WHAT THE TASK ASKS: Your task is to repeat the listing exactly.

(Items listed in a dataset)
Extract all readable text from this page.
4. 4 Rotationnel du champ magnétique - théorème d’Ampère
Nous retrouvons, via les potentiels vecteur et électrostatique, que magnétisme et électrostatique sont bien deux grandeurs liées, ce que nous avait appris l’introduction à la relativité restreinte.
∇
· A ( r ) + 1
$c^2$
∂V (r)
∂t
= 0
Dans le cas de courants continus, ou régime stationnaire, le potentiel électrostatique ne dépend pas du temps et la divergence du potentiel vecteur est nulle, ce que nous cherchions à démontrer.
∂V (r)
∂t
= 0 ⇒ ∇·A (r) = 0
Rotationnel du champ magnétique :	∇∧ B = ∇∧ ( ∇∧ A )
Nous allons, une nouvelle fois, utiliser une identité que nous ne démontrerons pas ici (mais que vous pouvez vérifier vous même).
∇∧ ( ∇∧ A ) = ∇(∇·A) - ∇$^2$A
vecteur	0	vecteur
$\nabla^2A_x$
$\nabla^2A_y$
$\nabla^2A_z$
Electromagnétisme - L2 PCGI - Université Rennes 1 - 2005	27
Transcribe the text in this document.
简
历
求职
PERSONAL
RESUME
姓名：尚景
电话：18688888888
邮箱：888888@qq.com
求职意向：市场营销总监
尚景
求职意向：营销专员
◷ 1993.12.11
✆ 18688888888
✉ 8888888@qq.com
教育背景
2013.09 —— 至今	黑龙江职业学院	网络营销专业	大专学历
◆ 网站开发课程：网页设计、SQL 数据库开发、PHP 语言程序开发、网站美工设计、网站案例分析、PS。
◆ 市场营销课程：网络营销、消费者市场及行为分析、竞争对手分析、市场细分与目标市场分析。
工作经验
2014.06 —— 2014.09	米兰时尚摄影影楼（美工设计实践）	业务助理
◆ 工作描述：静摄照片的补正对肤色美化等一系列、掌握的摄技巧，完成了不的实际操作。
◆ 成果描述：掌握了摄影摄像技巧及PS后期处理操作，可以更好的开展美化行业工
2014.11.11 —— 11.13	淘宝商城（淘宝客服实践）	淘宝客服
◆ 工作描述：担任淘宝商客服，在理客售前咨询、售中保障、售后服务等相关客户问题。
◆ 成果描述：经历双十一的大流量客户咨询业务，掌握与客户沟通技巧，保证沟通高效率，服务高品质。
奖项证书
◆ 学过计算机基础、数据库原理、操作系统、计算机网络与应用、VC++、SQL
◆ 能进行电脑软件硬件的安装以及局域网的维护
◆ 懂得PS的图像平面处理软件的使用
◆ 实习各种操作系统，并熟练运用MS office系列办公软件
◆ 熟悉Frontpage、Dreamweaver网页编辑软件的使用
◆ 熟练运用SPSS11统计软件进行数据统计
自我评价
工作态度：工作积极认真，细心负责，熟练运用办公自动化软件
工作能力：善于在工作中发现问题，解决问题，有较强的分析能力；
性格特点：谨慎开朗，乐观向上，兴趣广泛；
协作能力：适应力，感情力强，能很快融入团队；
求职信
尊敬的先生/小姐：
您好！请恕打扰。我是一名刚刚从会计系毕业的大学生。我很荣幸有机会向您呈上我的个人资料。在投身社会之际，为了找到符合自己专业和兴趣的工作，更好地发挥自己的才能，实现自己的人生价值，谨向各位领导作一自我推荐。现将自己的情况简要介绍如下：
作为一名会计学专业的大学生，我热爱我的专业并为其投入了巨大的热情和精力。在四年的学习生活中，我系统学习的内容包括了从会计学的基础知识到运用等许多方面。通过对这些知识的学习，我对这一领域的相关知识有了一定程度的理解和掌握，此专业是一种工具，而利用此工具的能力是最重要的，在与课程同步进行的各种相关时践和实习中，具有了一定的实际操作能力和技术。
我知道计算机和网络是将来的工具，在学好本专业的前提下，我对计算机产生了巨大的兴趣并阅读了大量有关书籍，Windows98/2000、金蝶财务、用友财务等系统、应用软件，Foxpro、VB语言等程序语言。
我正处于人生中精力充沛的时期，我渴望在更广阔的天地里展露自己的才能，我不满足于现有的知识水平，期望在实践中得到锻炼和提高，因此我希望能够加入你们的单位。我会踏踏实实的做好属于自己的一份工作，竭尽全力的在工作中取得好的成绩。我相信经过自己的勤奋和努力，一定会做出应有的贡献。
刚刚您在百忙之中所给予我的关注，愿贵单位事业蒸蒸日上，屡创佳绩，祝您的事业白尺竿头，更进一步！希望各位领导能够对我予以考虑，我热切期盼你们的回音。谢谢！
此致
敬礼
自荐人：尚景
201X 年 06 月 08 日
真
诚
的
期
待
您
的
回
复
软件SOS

OUTPUT:
Extract all readable text from this page.
4. 4 Rotationnel du champ magnétique - théorème d’Ampère
Nous retrouvons, via les potentiels vecteur et électrostatique, que magnétisme et électrostatique sont bien deux grandeurs liées, ce que nous avait appris l’introduction à la relativité restreinte.
∇
· A ( r ) + 1
$c^2$
∂V (r)
∂t
= 0
Dans le cas de courants continus, ou régime stationnaire, le potentiel électrostatique ne dépend pas du temps et la divergence du potentiel vecteur est nulle, ce que nous cherchions à démontrer.
∂V (r)
∂t
= 0 ⇒ ∇·A (r) = 0
Rotationnel du champ magnétique :	∇∧ B = ∇∧ ( ∇∧ A )
Nous allons, une nouvelle fois, utiliser une identité que nous ne démontrerons pas ici (mais que vous pouvez vérifier vous même).
∇∧ ( ∇∧ A ) = ∇(∇·A) - ∇$^2$A
vecteur	0	vecteur
$\nabla^2A_x$
$\nabla^2A_y$
$\nabla^2A_z$
Electromagnétisme - L2 PCGI - Université Rennes 1 - 2005	27
Transcribe the text in this document.
简
历
求职
PERSONAL
RESUME
姓名：尚景
电话：18688888888
邮箱：888888@qq.com
求职意向：市场营销总监
尚景
求职意向：营销专员
◷ 1993.12.11
✆ 18688888888
✉ 8888888@qq.com
教育背景
2013.09 —— 至今	黑龙江职业学院	网络营销专业	大专学历
◆ 网站开发课程：网页设计、SQL 数据库开发、PHP 语言程序开发、网站美工设计、网站案例分析、PS。
◆ 市场营销课程：网络营销、消费者市场及行为分析、竞争对手分析、市场细分与目标市场分析。
工作经验
2014.06 —— 2014.09	米兰时尚摄影影楼（美工设计实践）	业务助理
◆ 工作描述：静摄照片的补正对肤色美化等一系列、掌握的摄技巧，完成了不的实际操作。
◆ 成果描述：掌握了摄影摄像技巧及PS后期处理操作，可以更好的开展美化行业工
2014.11.11 —— 11.13	淘宝商城（淘宝客服实践）	淘宝客服
◆ 工作描述：担任淘宝商客服，在理客售前咨询、售中保障、售后服务等相关客户问题。
◆ 成果描述：经历双十一的大流量客户咨询业务，掌握与客户沟通技巧，保证沟通高效率，服务高品质。
奖项证书
◆ 学过计算机基础、数据库原理、操作系统、计算机网络与应用、VC++、SQL
◆ 能进行电脑软件硬件的安装以及局域网的维护
◆ 懂得PS的图像平面处理软件的使用
◆ 实习各种操作系统，并熟练运用MS office系列办公软件
◆ 熟悉Frontpage、Dreamweaver网页编辑软件的使用
◆ 熟练运用SPSS11统计软件进行数据统计
自我评价
工作态度：工作积极认真，细心负责，熟练运用办公自动化软件
工作能力：善于在工作中发现问题，解决问题，有较强的分析能力；
性格特点：谨慎开朗，乐观向上，兴趣广泛；
协作能力：适应力，感情力强，能很快融入团队；
求职信
尊敬的先生/小姐：
您好！请恕打扰。我是一名刚刚从会计系毕业的大学生。我很荣幸有机会向您呈上我的个人资料。在投身社会之际，为了找到符合自己专业和兴趣的工作，更好地发挥自己的才能，实现自己的人生价值，谨向各位领导作一自我推荐。现将自己的情况简要介绍如下：
作为一名会计学专业的大学生，我热爱我的专业并为其投入了巨大的热情和精力。在四年的学习生活中，我系统学习的内容包括了从会计学的基础知识到运用等许多方面。通过对这些知识的学习，我对这一领域的相关知识有了一定程度的理解和掌握，此专业是一种工具，而利用此工具的能力是最重要的，在与课程同步进行的各种相关时践和实习中，具有了一定的实际操作能力和技术。
我知道计算机和网络是将来的工具，在学好本专业的前提下，我对计算机产生了巨大的兴趣并阅读了大量有关书籍，Windows98/2000、金蝶财务、用友财务等系统、应用软件，Foxpro、VB语言等程序语言。
我正处于人生中精力充沛的时期，我渴望在更广阔的天地里展露自己的才能，我不满足于现有的知识水平，期望在实践中得到锻炼和提高，因此我希望能够加入你们的单位。我会踏踏实实的做好属于自己的一份工作，竭尽全力的在工作中取得好的成绩。我相信经过自己的勤奋和努力，一定会做出应有的贡献。
刚刚您在百忙之中所给予我的关注，愿贵单位事业蒸蒸日上，屡创佳绩，祝您的事业白尺竿头，更进一步！希望各位领导能够对我予以考虑，我热切期盼你们的回音。谢谢！
此致
敬礼
自荐人：尚景
201X 年 06 月 08 日
真
诚
的
期
待
您
的
回
复
软件SOS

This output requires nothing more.